TASKS TO COMPLETE
a. Using the MRI passage below, answer each question and mark your answers (i), (ii) and (iii).
(i) What causes the scanner to be noisy?
(ii) What example of an inadvertent patient movement does the passage give?
(iii) Why is X-ray Computed Tomography described as harmful?
b. For each statement below, state whether it agrees with the MRI passage, answering yes or no and quoting the words of the passage that decide it. Mark your answers (i), (ii) and (iii).
(i) Ultrasound produces images of very poor quality.
(ii) All patient movements that cause motion artifacts are deliberate.
(iii) The main challenge MRI faces today is its high cost.

TEXT UNDER STUDY
Magnetic Resonance Imaging (MRI) is a versatile medical imaging modality that can produce high quality images and is safe when operated within approved limits. X-ray Computed Tomography (CT) produces good quality images but is harmful owing to the ionizing radiation. On the other hand, ultrasound is safe, but the images are of very poor quality. The main challenge that MRI faces today is its comparatively long data-acquisition time. This poses a problem from different ends. For the patient, this is uncomfortable because he/she has to spend a long period of time in a claustrophobic environment (inside the bore of the scanner) – thus there is always the requirement of an attending technician to look after the patient's comfort. To make matters worse, the scanner is very noisy owing to the periodic switching on and off of the gradient coils.

However, patient discomfort is not the only issue. As the data acquisition time is long, any patient movement inside the scanner results in unwanted motion artifacts in the final image; some of these movements are inadvertent, such as breathing. Even these small movements may hamper the quality of images.

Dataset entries
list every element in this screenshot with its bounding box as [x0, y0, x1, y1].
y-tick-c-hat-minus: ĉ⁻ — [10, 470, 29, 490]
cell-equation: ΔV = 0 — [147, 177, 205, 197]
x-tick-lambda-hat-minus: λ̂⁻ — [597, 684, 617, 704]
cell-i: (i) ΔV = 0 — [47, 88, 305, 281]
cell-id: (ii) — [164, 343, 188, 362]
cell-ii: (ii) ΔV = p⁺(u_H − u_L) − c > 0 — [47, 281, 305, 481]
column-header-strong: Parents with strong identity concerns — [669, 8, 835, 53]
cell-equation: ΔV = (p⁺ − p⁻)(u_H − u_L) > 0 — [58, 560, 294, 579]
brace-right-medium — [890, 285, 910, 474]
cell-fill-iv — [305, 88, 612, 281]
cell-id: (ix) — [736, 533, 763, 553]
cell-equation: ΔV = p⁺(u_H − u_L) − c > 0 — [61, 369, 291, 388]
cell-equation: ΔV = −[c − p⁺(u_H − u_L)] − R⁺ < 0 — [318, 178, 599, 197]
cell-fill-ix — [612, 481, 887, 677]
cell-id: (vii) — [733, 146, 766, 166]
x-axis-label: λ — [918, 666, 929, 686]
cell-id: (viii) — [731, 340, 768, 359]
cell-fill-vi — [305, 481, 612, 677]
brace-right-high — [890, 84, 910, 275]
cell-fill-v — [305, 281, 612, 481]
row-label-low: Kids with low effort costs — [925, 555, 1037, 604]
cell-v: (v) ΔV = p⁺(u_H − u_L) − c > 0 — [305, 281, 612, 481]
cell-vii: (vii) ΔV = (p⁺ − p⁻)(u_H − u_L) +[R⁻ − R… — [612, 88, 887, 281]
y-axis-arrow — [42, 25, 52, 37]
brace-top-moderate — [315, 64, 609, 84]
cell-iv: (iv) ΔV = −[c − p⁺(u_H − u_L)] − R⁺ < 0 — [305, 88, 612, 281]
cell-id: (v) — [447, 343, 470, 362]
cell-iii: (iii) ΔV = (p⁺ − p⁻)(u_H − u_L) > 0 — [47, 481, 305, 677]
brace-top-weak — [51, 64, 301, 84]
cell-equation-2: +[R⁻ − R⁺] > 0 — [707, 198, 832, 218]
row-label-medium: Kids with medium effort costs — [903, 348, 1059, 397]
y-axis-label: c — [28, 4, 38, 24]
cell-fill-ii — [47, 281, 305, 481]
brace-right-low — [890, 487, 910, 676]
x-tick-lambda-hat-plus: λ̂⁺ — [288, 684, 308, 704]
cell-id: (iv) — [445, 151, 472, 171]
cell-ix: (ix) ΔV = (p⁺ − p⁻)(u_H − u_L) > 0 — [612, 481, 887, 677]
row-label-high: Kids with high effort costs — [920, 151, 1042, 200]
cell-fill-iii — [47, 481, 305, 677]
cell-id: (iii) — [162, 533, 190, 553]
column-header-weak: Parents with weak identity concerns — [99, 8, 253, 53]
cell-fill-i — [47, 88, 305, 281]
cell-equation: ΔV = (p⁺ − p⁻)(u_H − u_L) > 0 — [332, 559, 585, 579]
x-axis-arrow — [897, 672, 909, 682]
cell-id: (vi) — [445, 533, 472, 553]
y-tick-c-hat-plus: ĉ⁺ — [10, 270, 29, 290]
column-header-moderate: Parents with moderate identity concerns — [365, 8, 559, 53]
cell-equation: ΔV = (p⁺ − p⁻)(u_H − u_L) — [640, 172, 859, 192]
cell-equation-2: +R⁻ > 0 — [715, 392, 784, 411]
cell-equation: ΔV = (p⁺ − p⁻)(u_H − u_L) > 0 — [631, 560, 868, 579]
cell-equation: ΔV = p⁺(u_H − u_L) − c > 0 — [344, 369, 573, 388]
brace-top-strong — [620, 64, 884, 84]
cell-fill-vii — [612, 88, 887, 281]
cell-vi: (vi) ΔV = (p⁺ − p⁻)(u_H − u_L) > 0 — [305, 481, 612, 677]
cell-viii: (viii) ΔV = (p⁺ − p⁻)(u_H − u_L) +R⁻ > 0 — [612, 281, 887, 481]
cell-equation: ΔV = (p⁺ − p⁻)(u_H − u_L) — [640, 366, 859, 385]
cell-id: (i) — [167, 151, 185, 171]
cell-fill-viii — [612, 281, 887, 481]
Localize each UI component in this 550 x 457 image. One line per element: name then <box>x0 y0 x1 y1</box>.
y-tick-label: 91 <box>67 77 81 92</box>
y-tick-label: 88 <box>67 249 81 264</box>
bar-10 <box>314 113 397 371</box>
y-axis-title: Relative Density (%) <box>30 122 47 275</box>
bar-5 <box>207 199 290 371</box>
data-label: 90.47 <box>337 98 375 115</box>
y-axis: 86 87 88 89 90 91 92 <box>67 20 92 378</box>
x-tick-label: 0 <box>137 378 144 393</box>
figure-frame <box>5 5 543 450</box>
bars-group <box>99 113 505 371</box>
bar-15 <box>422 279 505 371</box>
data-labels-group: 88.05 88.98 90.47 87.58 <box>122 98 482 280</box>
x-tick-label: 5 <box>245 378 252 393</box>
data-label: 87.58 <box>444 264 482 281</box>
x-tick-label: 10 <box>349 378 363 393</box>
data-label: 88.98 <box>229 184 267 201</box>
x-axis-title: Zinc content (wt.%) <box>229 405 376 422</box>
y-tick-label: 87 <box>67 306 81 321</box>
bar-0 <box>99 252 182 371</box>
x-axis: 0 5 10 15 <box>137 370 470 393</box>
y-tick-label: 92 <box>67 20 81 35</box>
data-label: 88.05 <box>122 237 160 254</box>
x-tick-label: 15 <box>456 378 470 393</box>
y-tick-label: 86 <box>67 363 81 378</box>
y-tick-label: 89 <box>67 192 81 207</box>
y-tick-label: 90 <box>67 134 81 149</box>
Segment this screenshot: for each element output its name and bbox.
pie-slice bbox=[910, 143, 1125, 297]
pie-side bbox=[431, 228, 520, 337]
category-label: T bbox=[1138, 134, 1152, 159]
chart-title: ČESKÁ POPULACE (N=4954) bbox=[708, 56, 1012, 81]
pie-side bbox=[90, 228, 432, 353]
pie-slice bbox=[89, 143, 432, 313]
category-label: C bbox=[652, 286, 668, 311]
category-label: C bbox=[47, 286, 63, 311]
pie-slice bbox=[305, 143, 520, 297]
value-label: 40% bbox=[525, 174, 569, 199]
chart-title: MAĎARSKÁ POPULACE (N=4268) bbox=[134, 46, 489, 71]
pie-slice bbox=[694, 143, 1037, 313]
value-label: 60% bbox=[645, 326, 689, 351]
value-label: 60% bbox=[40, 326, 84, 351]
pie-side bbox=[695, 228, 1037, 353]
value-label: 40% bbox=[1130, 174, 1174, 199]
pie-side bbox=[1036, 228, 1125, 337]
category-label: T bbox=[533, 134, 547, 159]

PROBLEM SOLUTIONS
a.
(i) The periodic switching on and off of the gradient coils.
(ii) Breathing.
(iii) Because of the ionizing radiation.

b.
(i) Yes: "ultrasound is safe, but the images are of very poor quality."
(ii) No: "some of these movements are inadvertent, such as breathing."
(iii) No: "The main challenge that MRI faces today is its comparatively long data-acquisition time."